::: Supplied records
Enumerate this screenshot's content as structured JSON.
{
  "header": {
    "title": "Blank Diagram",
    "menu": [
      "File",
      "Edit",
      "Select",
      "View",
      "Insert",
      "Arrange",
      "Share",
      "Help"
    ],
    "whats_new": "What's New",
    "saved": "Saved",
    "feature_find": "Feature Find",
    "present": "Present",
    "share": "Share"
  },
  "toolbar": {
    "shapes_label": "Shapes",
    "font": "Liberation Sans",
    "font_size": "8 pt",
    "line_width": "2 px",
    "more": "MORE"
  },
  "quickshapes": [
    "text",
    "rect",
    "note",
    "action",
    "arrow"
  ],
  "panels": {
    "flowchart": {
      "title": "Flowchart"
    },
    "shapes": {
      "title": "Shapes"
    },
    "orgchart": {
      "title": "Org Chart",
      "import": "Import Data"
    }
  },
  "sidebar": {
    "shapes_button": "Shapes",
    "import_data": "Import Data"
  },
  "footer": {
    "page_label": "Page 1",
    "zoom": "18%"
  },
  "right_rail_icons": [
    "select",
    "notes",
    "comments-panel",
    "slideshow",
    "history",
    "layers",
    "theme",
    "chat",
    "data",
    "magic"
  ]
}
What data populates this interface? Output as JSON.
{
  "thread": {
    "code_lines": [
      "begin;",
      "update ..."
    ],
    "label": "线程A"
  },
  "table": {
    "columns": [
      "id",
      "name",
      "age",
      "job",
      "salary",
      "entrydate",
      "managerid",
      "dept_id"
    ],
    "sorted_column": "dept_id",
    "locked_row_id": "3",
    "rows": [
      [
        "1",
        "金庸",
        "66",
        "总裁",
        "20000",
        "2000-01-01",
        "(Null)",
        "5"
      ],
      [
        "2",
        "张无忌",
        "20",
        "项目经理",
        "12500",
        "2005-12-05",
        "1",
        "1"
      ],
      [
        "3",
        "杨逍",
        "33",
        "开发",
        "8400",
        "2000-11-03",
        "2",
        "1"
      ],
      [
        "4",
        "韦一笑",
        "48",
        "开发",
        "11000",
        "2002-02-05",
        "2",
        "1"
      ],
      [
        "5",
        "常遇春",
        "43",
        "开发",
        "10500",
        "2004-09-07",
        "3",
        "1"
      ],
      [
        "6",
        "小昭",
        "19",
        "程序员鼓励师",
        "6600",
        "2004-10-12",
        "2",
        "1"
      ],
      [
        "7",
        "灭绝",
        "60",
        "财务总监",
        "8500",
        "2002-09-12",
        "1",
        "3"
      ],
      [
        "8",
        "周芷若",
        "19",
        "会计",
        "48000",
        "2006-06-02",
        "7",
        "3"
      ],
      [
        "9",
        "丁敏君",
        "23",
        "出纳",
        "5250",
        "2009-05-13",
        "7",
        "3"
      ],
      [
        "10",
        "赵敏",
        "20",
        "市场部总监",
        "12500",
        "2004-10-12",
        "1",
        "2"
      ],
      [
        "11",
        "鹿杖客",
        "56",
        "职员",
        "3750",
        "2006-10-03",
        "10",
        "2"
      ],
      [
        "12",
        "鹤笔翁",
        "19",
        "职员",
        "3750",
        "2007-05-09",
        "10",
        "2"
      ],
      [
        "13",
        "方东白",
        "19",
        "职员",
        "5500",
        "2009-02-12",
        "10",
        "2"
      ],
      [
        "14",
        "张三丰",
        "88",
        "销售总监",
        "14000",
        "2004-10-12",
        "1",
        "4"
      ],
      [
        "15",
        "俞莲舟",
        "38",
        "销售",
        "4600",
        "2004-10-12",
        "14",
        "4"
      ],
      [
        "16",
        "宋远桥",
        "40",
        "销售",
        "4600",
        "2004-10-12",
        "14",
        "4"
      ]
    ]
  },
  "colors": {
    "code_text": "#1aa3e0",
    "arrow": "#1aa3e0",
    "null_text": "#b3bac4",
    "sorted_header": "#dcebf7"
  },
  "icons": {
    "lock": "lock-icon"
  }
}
::::::
**What to do:**
Reproduce every record, matching each line exactly.

**Response:**
Enumerate this screenshot's content as structured JSON.
{
  "header": {
    "title": "Blank Diagram",
    "menu": [
      "File",
      "Edit",
      "Select",
      "View",
      "Insert",
      "Arrange",
      "Share",
      "Help"
    ],
    "whats_new": "What's New",
    "saved": "Saved",
    "feature_find": "Feature Find",
    "present": "Present",
    "share": "Share"
  },
  "toolbar": {
    "shapes_label": "Shapes",
    "font": "Liberation Sans",
    "font_size": "8 pt",
    "line_width": "2 px",
    "more": "MORE"
  },
  "quickshapes": [
    "text",
    "rect",
    "note",
    "action",
    "arrow"
  ],
  "panels": {
    "flowchart": {
      "title": "Flowchart"
    },
    "shapes": {
      "title": "Shapes"
    },
    "orgchart": {
      "title": "Org Chart",
      "import": "Import Data"
    }
  },
  "sidebar": {
    "shapes_button": "Shapes",
    "import_data": "Import Data"
  },
  "footer": {
    "page_label": "Page 1",
    "zoom": "18%"
  },
  "right_rail_icons": [
    "select",
    "notes",
    "comments-panel",
    "slideshow",
    "history",
    "layers",
    "theme",
    "chat",
    "data",
    "magic"
  ]
}
What data populates this interface? Output as JSON.
{
  "thread": {
    "code_lines": [
      "begin;",
      "update ..."
    ],
    "label": "线程A"
  },
  "table": {
    "columns": [
      "id",
      "name",
      "age",
      "job",
      "salary",
      "entrydate",
      "managerid",
      "dept_id"
    ],
    "sorted_column": "dept_id",
    "locked_row_id": "3",
    "rows": [
      [
        "1",
        "金庸",
        "66",
        "总裁",
        "20000",
        "2000-01-01",
        "(Null)",
        "5"
      ],
      [
        "2",
        "张无忌",
        "20",
        "项目经理",
        "12500",
        "2005-12-05",
        "1",
        "1"
      ],
      [
        "3",
        "杨逍",
        "33",
        "开发",
        "8400",
        "2000-11-03",
        "2",
        "1"
      ],
      [
        "4",
        "韦一笑",
        "48",
        "开发",
        "11000",
        "2002-02-05",
        "2",
        "1"
      ],
      [
        "5",
        "常遇春",
        "43",
        "开发",
        "10500",
        "2004-09-07",
        "3",
        "1"
      ],
      [
        "6",
        "小昭",
        "19",
        "程序员鼓励师",
        "6600",
        "2004-10-12",
        "2",
        "1"
      ],
      [
        "7",
        "灭绝",
        "60",
        "财务总监",
        "8500",
        "2002-09-12",
        "1",
        "3"
      ],
      [
        "8",
        "周芷若",
        "19",
        "会计",
        "48000",
        "2006-06-02",
        "7",
        "3"
      ],
      [
        "9",
        "丁敏君",
        "23",
        "出纳",
        "5250",
        "2009-05-13",
        "7",
        "3"
      ],
      [
        "10",
        "赵敏",
        "20",
        "市场部总监",
        "12500",
        "2004-10-12",
        "1",
        "2"
      ],
      [
        "11",
        "鹿杖客",
        "56",
        "职员",
        "3750",
        "2006-10-03",
        "10",
        "2"
      ],
      [
        "12",
        "鹤笔翁",
        "19",
        "职员",
        "3750",
        "2007-05-09",
        "10",
        "2"
      ],
      [
        "13",
        "方东白",
        "19",
        "职员",
        "5500",
        "2009-02-12",
        "10",
        "2"
      ],
      [
        "14",
        "张三丰",
        "88",
        "销售总监",
        "14000",
        "2004-10-12",
        "1",
        "4"
      ],
      [
        "15",
        "俞莲舟",
        "38",
        "销售",
        "4600",
        "2004-10-12",
        "14",
        "4"
      ],
      [
        "16",
        "宋远桥",
        "40",
        "销售",
        "4600",
        "2004-10-12",
        "14",
        "4"
      ]
    ]
  },
  "colors": {
    "code_text": "#1aa3e0",
    "arrow": "#1aa3e0",
    "null_text": "#b3bac4",
    "sorted_header": "#dcebf7"
  },
  "icons": {
    "lock": "lock-icon"
  }
}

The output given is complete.